begin

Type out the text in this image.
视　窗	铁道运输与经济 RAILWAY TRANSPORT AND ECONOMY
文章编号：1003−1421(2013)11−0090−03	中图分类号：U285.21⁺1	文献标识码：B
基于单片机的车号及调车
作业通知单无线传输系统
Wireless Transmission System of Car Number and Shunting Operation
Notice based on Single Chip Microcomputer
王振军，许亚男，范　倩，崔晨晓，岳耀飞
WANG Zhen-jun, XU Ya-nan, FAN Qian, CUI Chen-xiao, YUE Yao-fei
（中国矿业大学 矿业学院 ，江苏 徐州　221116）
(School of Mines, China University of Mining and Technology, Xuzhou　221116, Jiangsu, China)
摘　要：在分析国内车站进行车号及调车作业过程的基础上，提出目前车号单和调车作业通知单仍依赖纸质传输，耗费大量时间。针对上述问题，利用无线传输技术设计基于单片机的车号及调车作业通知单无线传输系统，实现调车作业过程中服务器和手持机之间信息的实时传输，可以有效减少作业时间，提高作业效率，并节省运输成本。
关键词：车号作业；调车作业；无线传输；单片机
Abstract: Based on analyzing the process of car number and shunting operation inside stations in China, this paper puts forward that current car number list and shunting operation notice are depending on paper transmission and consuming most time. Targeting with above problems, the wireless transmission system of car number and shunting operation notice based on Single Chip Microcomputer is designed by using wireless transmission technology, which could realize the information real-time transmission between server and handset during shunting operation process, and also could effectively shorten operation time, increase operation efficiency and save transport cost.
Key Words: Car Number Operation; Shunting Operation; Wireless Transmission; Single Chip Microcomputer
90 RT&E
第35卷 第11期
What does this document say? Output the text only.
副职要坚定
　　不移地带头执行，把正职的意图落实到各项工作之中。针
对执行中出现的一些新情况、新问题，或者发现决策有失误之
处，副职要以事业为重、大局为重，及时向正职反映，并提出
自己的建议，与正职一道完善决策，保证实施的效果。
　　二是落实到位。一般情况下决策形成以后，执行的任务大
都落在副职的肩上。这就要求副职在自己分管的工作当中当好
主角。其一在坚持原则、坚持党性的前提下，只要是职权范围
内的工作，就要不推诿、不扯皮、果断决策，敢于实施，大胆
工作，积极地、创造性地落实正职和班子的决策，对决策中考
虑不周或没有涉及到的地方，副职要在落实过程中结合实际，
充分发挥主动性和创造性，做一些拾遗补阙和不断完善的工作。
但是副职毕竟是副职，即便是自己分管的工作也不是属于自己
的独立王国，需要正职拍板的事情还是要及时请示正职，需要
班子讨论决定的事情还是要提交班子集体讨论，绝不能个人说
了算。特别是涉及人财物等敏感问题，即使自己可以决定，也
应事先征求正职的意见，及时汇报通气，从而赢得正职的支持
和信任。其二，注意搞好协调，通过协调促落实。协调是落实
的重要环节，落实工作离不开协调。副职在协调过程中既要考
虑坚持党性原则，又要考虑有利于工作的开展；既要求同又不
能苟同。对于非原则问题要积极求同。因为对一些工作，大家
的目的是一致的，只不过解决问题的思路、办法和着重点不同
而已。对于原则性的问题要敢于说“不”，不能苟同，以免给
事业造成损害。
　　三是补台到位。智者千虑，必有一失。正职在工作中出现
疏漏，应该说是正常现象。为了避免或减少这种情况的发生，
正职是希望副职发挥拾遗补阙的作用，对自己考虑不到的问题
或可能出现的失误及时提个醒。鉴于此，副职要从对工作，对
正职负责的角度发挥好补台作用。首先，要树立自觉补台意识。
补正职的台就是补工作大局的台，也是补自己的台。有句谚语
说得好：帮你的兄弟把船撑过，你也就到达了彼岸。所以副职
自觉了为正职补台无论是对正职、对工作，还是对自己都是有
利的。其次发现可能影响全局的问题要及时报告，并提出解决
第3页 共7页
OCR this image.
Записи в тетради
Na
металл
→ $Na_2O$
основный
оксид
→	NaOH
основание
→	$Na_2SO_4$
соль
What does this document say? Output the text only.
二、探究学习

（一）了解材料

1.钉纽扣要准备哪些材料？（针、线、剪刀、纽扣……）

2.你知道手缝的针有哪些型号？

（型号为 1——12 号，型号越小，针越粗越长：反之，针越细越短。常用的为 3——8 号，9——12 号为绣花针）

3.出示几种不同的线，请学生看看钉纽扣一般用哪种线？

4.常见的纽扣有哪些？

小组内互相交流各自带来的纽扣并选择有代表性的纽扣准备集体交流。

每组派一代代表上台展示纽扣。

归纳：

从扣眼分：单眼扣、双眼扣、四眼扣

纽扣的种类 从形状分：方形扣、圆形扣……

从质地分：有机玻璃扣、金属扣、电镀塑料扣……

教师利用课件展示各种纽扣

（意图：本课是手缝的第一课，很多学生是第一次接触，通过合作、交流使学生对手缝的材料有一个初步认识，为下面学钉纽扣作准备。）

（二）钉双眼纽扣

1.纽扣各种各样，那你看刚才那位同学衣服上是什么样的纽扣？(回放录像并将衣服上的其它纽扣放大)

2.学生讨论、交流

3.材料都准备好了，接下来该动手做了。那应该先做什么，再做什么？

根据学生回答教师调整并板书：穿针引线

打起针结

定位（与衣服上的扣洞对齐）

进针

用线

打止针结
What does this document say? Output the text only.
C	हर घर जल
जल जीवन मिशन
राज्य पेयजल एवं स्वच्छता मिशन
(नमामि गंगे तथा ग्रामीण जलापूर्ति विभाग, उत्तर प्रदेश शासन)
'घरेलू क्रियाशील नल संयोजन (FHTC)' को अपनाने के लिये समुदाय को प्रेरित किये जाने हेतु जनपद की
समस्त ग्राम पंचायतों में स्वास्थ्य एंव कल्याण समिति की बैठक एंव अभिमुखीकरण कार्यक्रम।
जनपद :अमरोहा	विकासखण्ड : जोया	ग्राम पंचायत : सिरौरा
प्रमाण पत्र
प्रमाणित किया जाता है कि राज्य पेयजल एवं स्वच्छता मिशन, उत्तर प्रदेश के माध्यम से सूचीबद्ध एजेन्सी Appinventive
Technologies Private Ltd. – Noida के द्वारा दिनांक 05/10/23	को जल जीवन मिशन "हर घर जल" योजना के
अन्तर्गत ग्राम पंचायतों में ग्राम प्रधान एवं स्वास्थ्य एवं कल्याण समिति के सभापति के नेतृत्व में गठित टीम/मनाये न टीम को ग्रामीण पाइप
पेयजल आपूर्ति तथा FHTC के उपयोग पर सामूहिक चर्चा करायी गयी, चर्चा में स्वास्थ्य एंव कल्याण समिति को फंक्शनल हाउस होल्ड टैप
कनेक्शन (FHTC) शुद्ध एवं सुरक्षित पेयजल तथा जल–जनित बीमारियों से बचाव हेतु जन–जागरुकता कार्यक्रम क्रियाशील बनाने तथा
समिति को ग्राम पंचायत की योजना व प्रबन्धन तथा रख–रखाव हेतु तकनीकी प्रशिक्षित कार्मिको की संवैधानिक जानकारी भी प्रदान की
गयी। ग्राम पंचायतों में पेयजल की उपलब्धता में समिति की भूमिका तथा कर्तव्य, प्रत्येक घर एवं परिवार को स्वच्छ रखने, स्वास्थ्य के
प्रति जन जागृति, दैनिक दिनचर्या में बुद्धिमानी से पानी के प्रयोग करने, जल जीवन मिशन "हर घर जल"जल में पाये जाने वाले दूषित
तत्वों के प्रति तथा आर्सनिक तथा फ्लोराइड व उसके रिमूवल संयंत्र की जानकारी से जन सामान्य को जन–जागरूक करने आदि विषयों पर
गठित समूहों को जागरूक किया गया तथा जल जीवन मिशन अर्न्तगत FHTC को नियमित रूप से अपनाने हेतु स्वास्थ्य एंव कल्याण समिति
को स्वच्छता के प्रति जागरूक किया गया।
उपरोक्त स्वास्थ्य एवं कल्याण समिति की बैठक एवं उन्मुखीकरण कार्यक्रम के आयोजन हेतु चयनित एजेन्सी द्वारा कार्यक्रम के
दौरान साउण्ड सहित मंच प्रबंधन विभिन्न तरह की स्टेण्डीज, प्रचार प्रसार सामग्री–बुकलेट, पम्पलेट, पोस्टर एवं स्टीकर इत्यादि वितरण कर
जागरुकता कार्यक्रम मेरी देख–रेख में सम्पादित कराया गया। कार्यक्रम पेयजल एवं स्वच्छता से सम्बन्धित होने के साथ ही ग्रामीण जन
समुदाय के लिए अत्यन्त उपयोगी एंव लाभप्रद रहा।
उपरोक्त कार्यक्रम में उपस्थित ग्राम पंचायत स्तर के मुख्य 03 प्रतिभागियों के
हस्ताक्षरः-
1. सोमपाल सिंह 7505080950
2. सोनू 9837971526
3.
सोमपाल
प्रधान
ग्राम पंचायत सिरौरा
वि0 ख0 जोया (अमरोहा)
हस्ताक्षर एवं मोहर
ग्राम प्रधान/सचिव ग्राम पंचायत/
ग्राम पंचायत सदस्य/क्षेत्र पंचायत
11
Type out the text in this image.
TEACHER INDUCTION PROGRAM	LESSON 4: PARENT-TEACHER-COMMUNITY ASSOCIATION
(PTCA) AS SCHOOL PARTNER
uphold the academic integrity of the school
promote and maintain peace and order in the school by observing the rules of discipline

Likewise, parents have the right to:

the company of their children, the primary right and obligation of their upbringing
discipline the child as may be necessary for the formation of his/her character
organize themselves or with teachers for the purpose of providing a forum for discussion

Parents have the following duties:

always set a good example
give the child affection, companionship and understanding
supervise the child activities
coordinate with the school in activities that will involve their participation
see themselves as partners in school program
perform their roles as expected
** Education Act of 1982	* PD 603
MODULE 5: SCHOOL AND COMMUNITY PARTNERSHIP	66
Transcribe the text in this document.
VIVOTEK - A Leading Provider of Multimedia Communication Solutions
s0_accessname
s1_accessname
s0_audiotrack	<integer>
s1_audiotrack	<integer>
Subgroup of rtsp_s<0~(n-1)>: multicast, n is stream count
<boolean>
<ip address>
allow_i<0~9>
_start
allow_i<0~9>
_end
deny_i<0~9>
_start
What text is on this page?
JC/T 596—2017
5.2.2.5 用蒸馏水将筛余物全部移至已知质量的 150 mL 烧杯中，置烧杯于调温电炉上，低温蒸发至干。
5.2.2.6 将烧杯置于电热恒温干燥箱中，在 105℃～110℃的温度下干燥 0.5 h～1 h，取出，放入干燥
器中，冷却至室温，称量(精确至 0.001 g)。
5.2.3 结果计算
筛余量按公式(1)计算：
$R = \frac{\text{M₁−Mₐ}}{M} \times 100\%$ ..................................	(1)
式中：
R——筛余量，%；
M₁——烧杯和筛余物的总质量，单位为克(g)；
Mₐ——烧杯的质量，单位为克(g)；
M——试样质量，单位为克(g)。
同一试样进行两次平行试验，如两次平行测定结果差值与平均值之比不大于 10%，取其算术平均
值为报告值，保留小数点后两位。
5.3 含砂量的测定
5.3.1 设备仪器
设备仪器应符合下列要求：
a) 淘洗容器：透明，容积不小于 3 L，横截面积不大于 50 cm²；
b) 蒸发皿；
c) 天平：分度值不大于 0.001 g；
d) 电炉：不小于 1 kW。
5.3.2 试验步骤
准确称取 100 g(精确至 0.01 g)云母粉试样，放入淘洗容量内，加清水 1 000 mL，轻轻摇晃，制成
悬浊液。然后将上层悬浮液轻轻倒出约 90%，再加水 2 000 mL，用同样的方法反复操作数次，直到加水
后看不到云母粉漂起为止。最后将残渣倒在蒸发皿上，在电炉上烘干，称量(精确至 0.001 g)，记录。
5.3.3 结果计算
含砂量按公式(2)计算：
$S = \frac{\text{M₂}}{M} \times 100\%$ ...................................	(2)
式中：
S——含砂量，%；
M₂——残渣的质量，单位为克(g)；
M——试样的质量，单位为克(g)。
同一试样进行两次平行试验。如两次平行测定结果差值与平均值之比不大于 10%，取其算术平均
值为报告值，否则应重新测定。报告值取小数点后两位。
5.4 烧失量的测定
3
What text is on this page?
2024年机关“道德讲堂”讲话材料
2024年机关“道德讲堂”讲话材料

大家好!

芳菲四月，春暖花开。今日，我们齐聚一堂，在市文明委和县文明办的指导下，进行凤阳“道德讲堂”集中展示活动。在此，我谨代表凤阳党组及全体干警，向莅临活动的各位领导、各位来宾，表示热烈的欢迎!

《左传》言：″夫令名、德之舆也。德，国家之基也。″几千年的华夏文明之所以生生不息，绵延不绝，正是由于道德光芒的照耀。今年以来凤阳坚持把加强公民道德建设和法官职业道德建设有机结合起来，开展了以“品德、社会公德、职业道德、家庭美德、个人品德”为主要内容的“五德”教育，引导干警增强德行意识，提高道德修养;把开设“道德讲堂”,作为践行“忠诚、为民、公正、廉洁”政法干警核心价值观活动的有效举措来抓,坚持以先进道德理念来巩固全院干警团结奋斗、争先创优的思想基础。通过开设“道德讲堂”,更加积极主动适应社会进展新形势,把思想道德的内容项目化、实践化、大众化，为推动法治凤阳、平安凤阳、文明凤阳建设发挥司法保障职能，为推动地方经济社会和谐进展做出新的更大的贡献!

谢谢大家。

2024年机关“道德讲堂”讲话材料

end

WHAT YOU WILL DO: Look over the listing above. Pick out and copy every line that includes "activities".

COMPLETE RESPONSE:
supervise the child activities
coordinate with the school in activities that will involve their participation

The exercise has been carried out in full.